### TASK TO CARRY OUT
Go to the line that contains "What text is on this page?", then write out that line and all that follow to the end of the listing, exactly and without pictures.

### DATA IN THIS EXERCISE

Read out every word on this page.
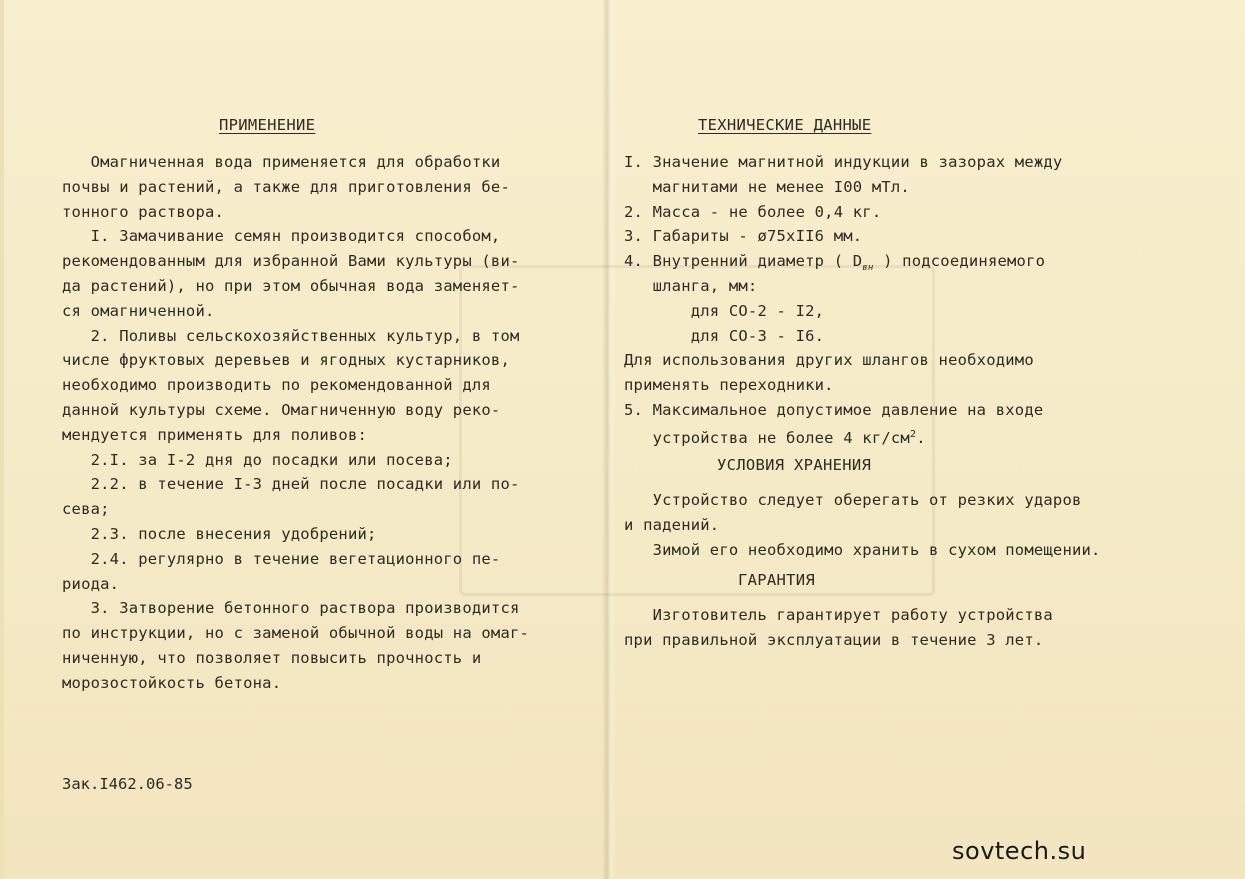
ПРИМЕНЕНИЕ
Омагниченная вода применяется для обработки
почвы и растений, а также для приготовления бе-
тонного раствора.
I. Замачивание семян производится способом,
рекомендованным для избранной Вами культуры (ви-
да растений), но при этом обычная вода заменяет-
ся омагниченной.
2. Поливы сельскохозяйственных культур, в том
числе фруктовых деревьев и ягодных кустарников,
необходимо производить по рекомендованной для
данной культуры схеме. Омагниченную воду реко-
мендуется применять для поливов:
2.I. за I-2 дня до посадки или посева;
2.2. в течение I-3 дней после посадки или по-
сева;
2.3. после внесения удобрений;
2.4. регулярно в течение вегетационного пе-
риода.
3. Затворение бетонного раствора производится
по инструкции, но с заменой обычной воды на омаг-
ниченную, что позволяет повысить прочность и
морозостойкость бетона.
Зак.I462.06-85
ТЕХНИЧЕСКИЕ ДАННЫЕ
I. Значение магнитной индукции в зазорах между
магнитами не менее I00 мТл.
2. Масса - не более 0,4 кг.
3. Габариты - ø75xII6 мм.
4. Внутренний диаметр ( $D_{вн}$ ) подсоединяемого
шланга, мм:
для СО-2 - I2,
для СО-3 - I6.
Для использования других шлангов необходимо
применять переходники.
5. Максимальное допустимое давление на входе
устройства не более 4 $кг/см^2$.
УСЛОВИЯ ХРАНЕНИЯ
Устройство следует оберегать от резких ударов
и падений.
Зимой его необходимо хранить в сухом помещении.
ГАРАНТИЯ
Изготовитель гарантирует работу устройства
при правильной эксплуатации в течение 3 лет.
sovtech.su
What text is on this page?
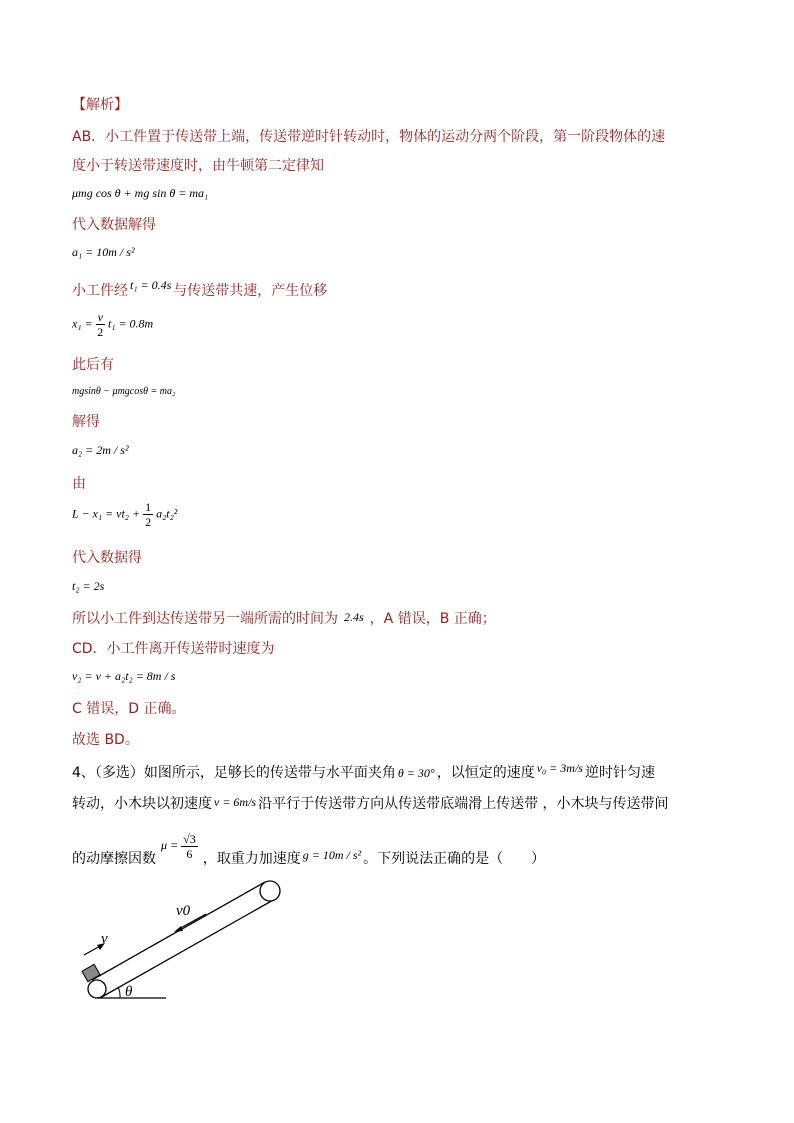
【解析】
AB．小工件置于传送带上端，传送带逆时针转动时，物体的运动分两个阶段，第一阶段物体的速
度小于转送带速度时，由牛顿第二定律知
μmg cos θ + mg sin θ = ma₁
代入数据解得
a₁ = 10m / s²
小工件经 t₁ = 0.4s 与传送带共速，产生位移
$x_1 = \frac{v}{2} t_1 = 0.8m$
此后有
mgsinθ − μmgcosθ = ma₂
解得
a₂ = 2m / s²
由
$L - x_1 = vt_2 + \frac{1}{2} a_2t_2^2$
代入数据得
t₂ = 2s
所以小工件到达传送带另一端所需的时间为 2.4s ，A 错误，B 正确；
CD．小工件离开传送带时速度为
v₂ = v + a₂t₂ = 8m / s
C 错误，D 正确。
故选 BD。
4、（多选）如图所示，足够长的传送带与水平面夹角 θ = 30° ，以恒定的速度 v₀ = 3m/s 逆时针匀速
转动，小木块以初速度 v = 6m/s 沿平行于传送带方向从传送带底端滑上传送带 ，小木块与传送带间
的动摩擦因数 $\mu = \frac{√3}{6}$ ，取重力加速度 g = 10m / s² 。下列说法正确的是（　　）
θ
v
v0
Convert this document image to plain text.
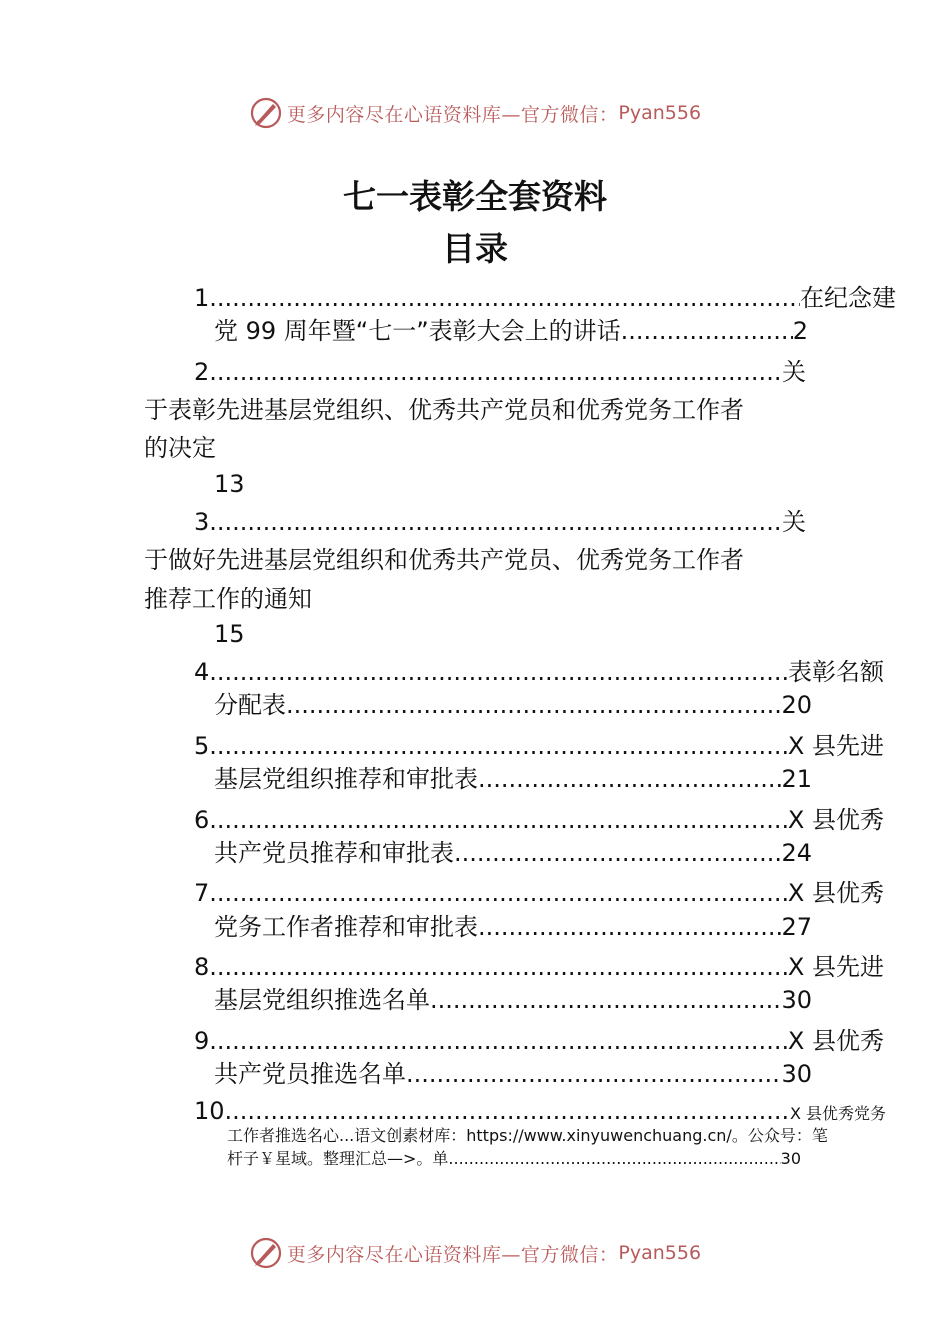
更多内容尽在心语资料库—官方微信： Pyan556
七一表彰全套资料
目录
1. .....	在纪念建
党 99 周年暨“七一”表彰大会上的讲话 .....	2
2. .....	关
于表彰先进基层党组织、优秀共产党员和优秀党务工作者
的决定
13
3. .....	关
于做好先进基层党组织和优秀共产党员、优秀党务工作者
推荐工作的通知
15
4. .....	表彰名额
分配表 .....	20
5. .....	X 县先进
基层党组织推荐和审批表 .....	21
6. .....	X 县优秀
共产党员推荐和审批表 .....	24
7. .....	X 县优秀
党务工作者推荐和审批表 .....	27
8. .....	X 县先进
基层党组织推选名单 .....	30
9. .....	X 县优秀
共产党员推选名单 .....	30
10. .....	X 县优秀党务
工作者推选名心...语文创素材库：https://www.xinyuwenchuang.cn/。公众号：笔
杆子￥星域。整理汇总—>。单 .....	30
更多内容尽在心语资料库—官方微信： Pyan556
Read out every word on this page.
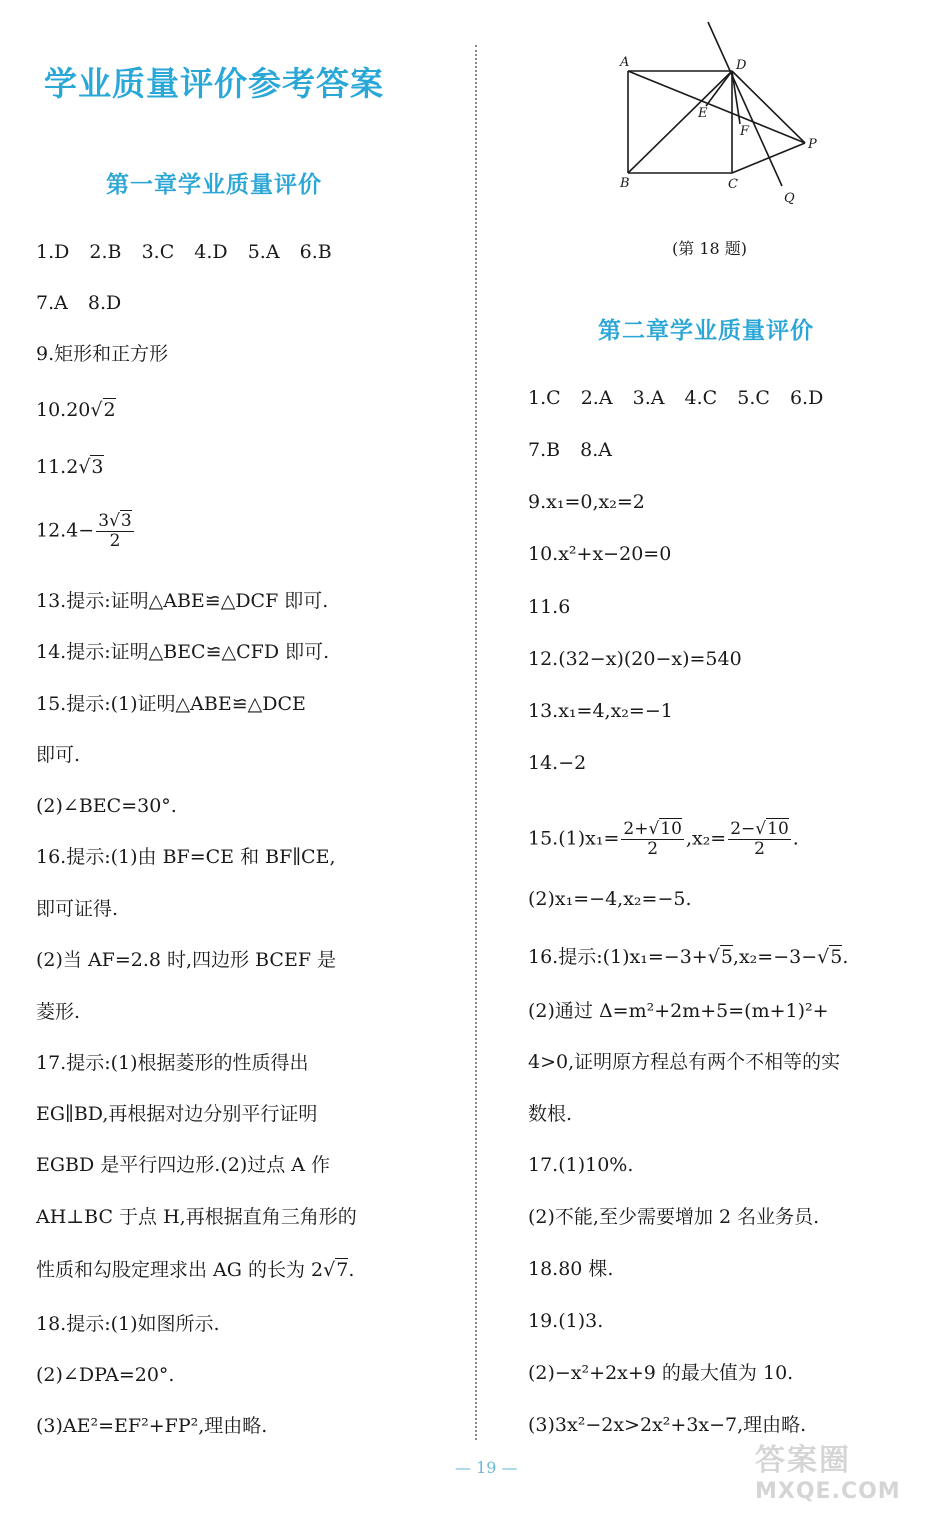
学业质量评价参考答案
第一章学业质量评价
1.D 2.B 3.C 4.D 5.A 6.B
7.A 8.D
9.矩形和正方形
10.20√2
11.2√3
$12.4- \frac{3√3}{2}$
13.提示:证明△ABE≌△DCF 即可.
14.提示:证明△BEC≌△CFD 即可.
15.提示:(1)证明△ABE≌△DCE
即可.
(2)∠BEC=30°.
16.提示:(1)由 BF=CE 和 BF∥CE,
即可证得.
(2)当 AF=2.8 时,四边形 BCEF 是
菱形.
17.提示:(1)根据菱形的性质得出
EG∥BD,再根据对边分别平行证明
EGBD 是平行四边形.(2)过点 A 作
AH⊥BC 于点 H,再根据直角三角形的
性质和勾股定理求出 AG 的长为 2√7.
18.提示:(1)如图所示.
(2)∠DPA=20°.
(3)AE²=EF²+FP²,理由略.
A	D
E
F
P
B	C
Q
(第 18 题)
第二章学业质量评价
1.C 2.A 3.A 4.C 5.C 6.D
7.B 8.A
9.x₁=0,x₂=2
10.x²+x−20=0
11.6
12.(32−x)(20−x)=540
13.x₁=4,x₂=−1
14.−2
$15.(1)x_1= \frac{2+√10}{2} ,x_2= \frac{2-√10}{2}$ .
(2)x₁=−4,x₂=−5.
16.提示:(1)x₁=−3+√5,x₂=−3−√5.
(2)通过 Δ=m²+2m+5=(m+1)²+
4>0,证明原方程总有两个不相等的实
数根.
17.(1)10%.
(2)不能,至少需要增加 2 名业务员.
18.80 棵.
19.(1)3.
(2)−x²+2x+9 的最大值为 10.
(3)3x²−2x>2x²+3x−7,理由略.
— 19 —	答案圈
MXQE.COM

### THE SOLUTION
What text is on this page?
【解析】
AB．小工件置于传送带上端，传送带逆时针转动时，物体的运动分两个阶段，第一阶段物体的速
度小于转送带速度时，由牛顿第二定律知
μmg cos θ + mg sin θ = ma₁
代入数据解得
a₁ = 10m / s²
小工件经 t₁ = 0.4s 与传送带共速，产生位移
$x_1 = \frac{v}{2} t_1 = 0.8m$
此后有
mgsinθ − μmgcosθ = ma₂
解得
a₂ = 2m / s²
由
$L - x_1 = vt_2 + \frac{1}{2} a_2t_2^2$
代入数据得
t₂ = 2s
所以小工件到达传送带另一端所需的时间为 2.4s ，A 错误，B 正确；
CD．小工件离开传送带时速度为
v₂ = v + a₂t₂ = 8m / s
C 错误，D 正确。
故选 BD。
4、（多选）如图所示，足够长的传送带与水平面夹角 θ = 30° ，以恒定的速度 v₀ = 3m/s 逆时针匀速
转动，小木块以初速度 v = 6m/s 沿平行于传送带方向从传送带底端滑上传送带 ，小木块与传送带间
的动摩擦因数 $\mu = \frac{√3}{6}$ ，取重力加速度 g = 10m / s² 。下列说法正确的是（　　）
θ
v
v0
Convert this document image to plain text.
更多内容尽在心语资料库—官方微信： Pyan556
七一表彰全套资料
目录
1. .....	在纪念建
党 99 周年暨“七一”表彰大会上的讲话 .....	2
2. .....	关
于表彰先进基层党组织、优秀共产党员和优秀党务工作者
的决定
13
3. .....	关
于做好先进基层党组织和优秀共产党员、优秀党务工作者
推荐工作的通知
15
4. .....	表彰名额
分配表 .....	20
5. .....	X 县先进
基层党组织推荐和审批表 .....	21
6. .....	X 县优秀
共产党员推荐和审批表 .....	24
7. .....	X 县优秀
党务工作者推荐和审批表 .....	27
8. .....	X 县先进
基层党组织推选名单 .....	30
9. .....	X 县优秀
共产党员推选名单 .....	30
10. .....	X 县优秀党务
工作者推选名心...语文创素材库：https://www.xinyuwenchuang.cn/。公众号：笔
杆子￥星域。整理汇总—>。单 .....	30
更多内容尽在心语资料库—官方微信： Pyan556
Read out every word on this page.
学业质量评价参考答案
第一章学业质量评价
1.D 2.B 3.C 4.D 5.A 6.B
7.A 8.D
9.矩形和正方形
10.20√2
11.2√3
$12.4- \frac{3√3}{2}$
13.提示:证明△ABE≌△DCF 即可.
14.提示:证明△BEC≌△CFD 即可.
15.提示:(1)证明△ABE≌△DCE
即可.
(2)∠BEC=30°.
16.提示:(1)由 BF=CE 和 BF∥CE,
即可证得.
(2)当 AF=2.8 时,四边形 BCEF 是
菱形.
17.提示:(1)根据菱形的性质得出
EG∥BD,再根据对边分别平行证明
EGBD 是平行四边形.(2)过点 A 作
AH⊥BC 于点 H,再根据直角三角形的
性质和勾股定理求出 AG 的长为 2√7.
18.提示:(1)如图所示.
(2)∠DPA=20°.
(3)AE²=EF²+FP²,理由略.
A	D
E
F
P
B	C
Q
(第 18 题)
第二章学业质量评价
1.C 2.A 3.A 4.C 5.C 6.D
7.B 8.A
9.x₁=0,x₂=2
10.x²+x−20=0
11.6
12.(32−x)(20−x)=540
13.x₁=4,x₂=−1
14.−2
$15.(1)x_1= \frac{2+√10}{2} ,x_2= \frac{2-√10}{2}$ .
(2)x₁=−4,x₂=−5.
16.提示:(1)x₁=−3+√5,x₂=−3−√5.
(2)通过 Δ=m²+2m+5=(m+1)²+
4>0,证明原方程总有两个不相等的实
数根.
17.(1)10%.
(2)不能,至少需要增加 2 名业务员.
18.80 棵.
19.(1)3.
(2)−x²+2x+9 的最大值为 10.
(3)3x²−2x>2x²+3x−7,理由略.
— 19 —	答案圈
MXQE.COM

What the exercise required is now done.